* _RECORDS FOR PROCESSING_
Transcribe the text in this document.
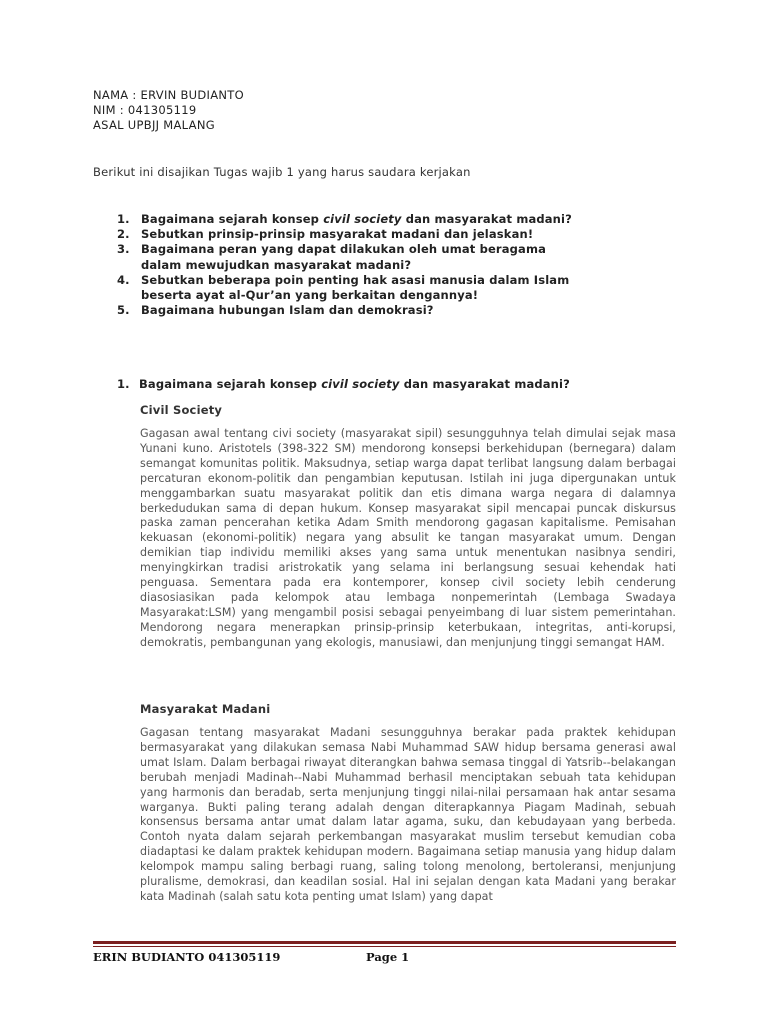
NAMA : ERVIN BUDIANTO
NIM : 041305119
ASAL UPBJJ MALANG
Berikut ini disajikan Tugas wajib 1 yang harus saudara kerjakan
1. Bagaimana sejarah konsep civil society dan masyarakat madani?
2. Sebutkan prinsip-prinsip masyarakat madani dan jelaskan!
3. Bagaimana peran yang dapat dilakukan oleh umat beragama dalam mewujudkan masyarakat madani?
4. Sebutkan beberapa poin penting hak asasi manusia dalam Islam beserta ayat al-Qur’an yang berkaitan dengannya!
5. Bagaimana hubungan Islam dan demokrasi?
1. Bagaimana sejarah konsep civil society dan masyarakat madani?
Civil Society
Gagasan awal tentang civi society (masyarakat sipil) sesungguhnya telah dimulai sejak masa Yunani kuno. Aristotels (398-322 SM) mendorong konsepsi berkehidupan (bernegara) dalam semangat komunitas politik. Maksudnya, setiap warga dapat terlibat langsung dalam berbagai percaturan ekonom-politik dan pengambian keputusan. Istilah ini juga dipergunakan untuk menggambarkan suatu masyarakat politik dan etis dimana warga negara di dalamnya berkedudukan sama di depan hukum. Konsep masyarakat sipil mencapai puncak diskursus paska zaman pencerahan ketika Adam Smith mendorong gagasan kapitalisme. Pemisahan kekuasan (ekonomi-politik) negara yang absulit ke tangan masyarakat umum. Dengan demikian tiap individu memiliki akses yang sama untuk menentukan nasibnya sendiri, menyingkirkan tradisi aristrokatik yang selama ini berlangsung sesuai kehendak hati penguasa. Sementara pada era kontemporer, konsep civil society lebih cenderung diasosiasikan pada kelompok atau lembaga nonpemerintah (Lembaga Swadaya Masyarakat:LSM) yang mengambil posisi sebagai penyeimbang di luar sistem pemerintahan. Mendorong negara menerapkan prinsip-prinsip keterbukaan, integritas, anti-korupsi, demokratis, pembangunan yang ekologis, manusiawi, dan menjunjung tinggi semangat HAM.
Masyarakat Madani
Gagasan tentang masyarakat Madani sesungguhnya berakar pada praktek kehidupan bermasyarakat yang dilakukan semasa Nabi Muhammad SAW hidup bersama generasi awal umat Islam. Dalam berbagai riwayat diterangkan bahwa semasa tinggal di Yatsrib--belakangan berubah menjadi Madinah--Nabi Muhammad berhasil menciptakan sebuah tata kehidupan yang harmonis dan beradab, serta menjunjung tinggi nilai-nilai persamaan hak antar sesama warganya. Bukti paling terang adalah dengan diterapkannya Piagam Madinah, sebuah konsensus bersama antar umat dalam latar agama, suku, dan kebudayaan yang berbeda. Contoh nyata dalam sejarah perkembangan masyarakat muslim tersebut kemudian coba diadaptasi ke dalam praktek kehidupan modern. Bagaimana setiap manusia yang hidup dalam kelompok mampu saling berbagi ruang, saling tolong menolong, bertoleransi, menjunjung pluralisme, demokrasi, dan keadilan sosial. Hal ini sejalan dengan kata Madani yang berakar kata Madinah (salah satu kota penting umat Islam) yang dapat
ERIN BUDIANTO 041305119	Page 1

* _TASK TO CARRY OUT_
Quote every record above exactly, omitting any pictures they contain.

* _RESULT OF THIS EXERCISE_
Transcribe the text in this document.
NAMA : ERVIN BUDIANTO
NIM : 041305119
ASAL UPBJJ MALANG
Berikut ini disajikan Tugas wajib 1 yang harus saudara kerjakan
1. Bagaimana sejarah konsep civil society dan masyarakat madani?
2. Sebutkan prinsip-prinsip masyarakat madani dan jelaskan!
3. Bagaimana peran yang dapat dilakukan oleh umat beragama dalam mewujudkan masyarakat madani?
4. Sebutkan beberapa poin penting hak asasi manusia dalam Islam beserta ayat al-Qur’an yang berkaitan dengannya!
5. Bagaimana hubungan Islam dan demokrasi?
1. Bagaimana sejarah konsep civil society dan masyarakat madani?
Civil Society
Gagasan awal tentang civi society (masyarakat sipil) sesungguhnya telah dimulai sejak masa Yunani kuno. Aristotels (398-322 SM) mendorong konsepsi berkehidupan (bernegara) dalam semangat komunitas politik. Maksudnya, setiap warga dapat terlibat langsung dalam berbagai percaturan ekonom-politik dan pengambian keputusan. Istilah ini juga dipergunakan untuk menggambarkan suatu masyarakat politik dan etis dimana warga negara di dalamnya berkedudukan sama di depan hukum. Konsep masyarakat sipil mencapai puncak diskursus paska zaman pencerahan ketika Adam Smith mendorong gagasan kapitalisme. Pemisahan kekuasan (ekonomi-politik) negara yang absulit ke tangan masyarakat umum. Dengan demikian tiap individu memiliki akses yang sama untuk menentukan nasibnya sendiri, menyingkirkan tradisi aristrokatik yang selama ini berlangsung sesuai kehendak hati penguasa. Sementara pada era kontemporer, konsep civil society lebih cenderung diasosiasikan pada kelompok atau lembaga nonpemerintah (Lembaga Swadaya Masyarakat:LSM) yang mengambil posisi sebagai penyeimbang di luar sistem pemerintahan. Mendorong negara menerapkan prinsip-prinsip keterbukaan, integritas, anti-korupsi, demokratis, pembangunan yang ekologis, manusiawi, dan menjunjung tinggi semangat HAM.
Masyarakat Madani
Gagasan tentang masyarakat Madani sesungguhnya berakar pada praktek kehidupan bermasyarakat yang dilakukan semasa Nabi Muhammad SAW hidup bersama generasi awal umat Islam. Dalam berbagai riwayat diterangkan bahwa semasa tinggal di Yatsrib--belakangan berubah menjadi Madinah--Nabi Muhammad berhasil menciptakan sebuah tata kehidupan yang harmonis dan beradab, serta menjunjung tinggi nilai-nilai persamaan hak antar sesama warganya. Bukti paling terang adalah dengan diterapkannya Piagam Madinah, sebuah konsensus bersama antar umat dalam latar agama, suku, dan kebudayaan yang berbeda. Contoh nyata dalam sejarah perkembangan masyarakat muslim tersebut kemudian coba diadaptasi ke dalam praktek kehidupan modern. Bagaimana setiap manusia yang hidup dalam kelompok mampu saling berbagi ruang, saling tolong menolong, bertoleransi, menjunjung pluralisme, demokrasi, dan keadilan sosial. Hal ini sejalan dengan kata Madani yang berakar kata Madinah (salah satu kota penting umat Islam) yang dapat
ERIN BUDIANTO 041305119	Page 1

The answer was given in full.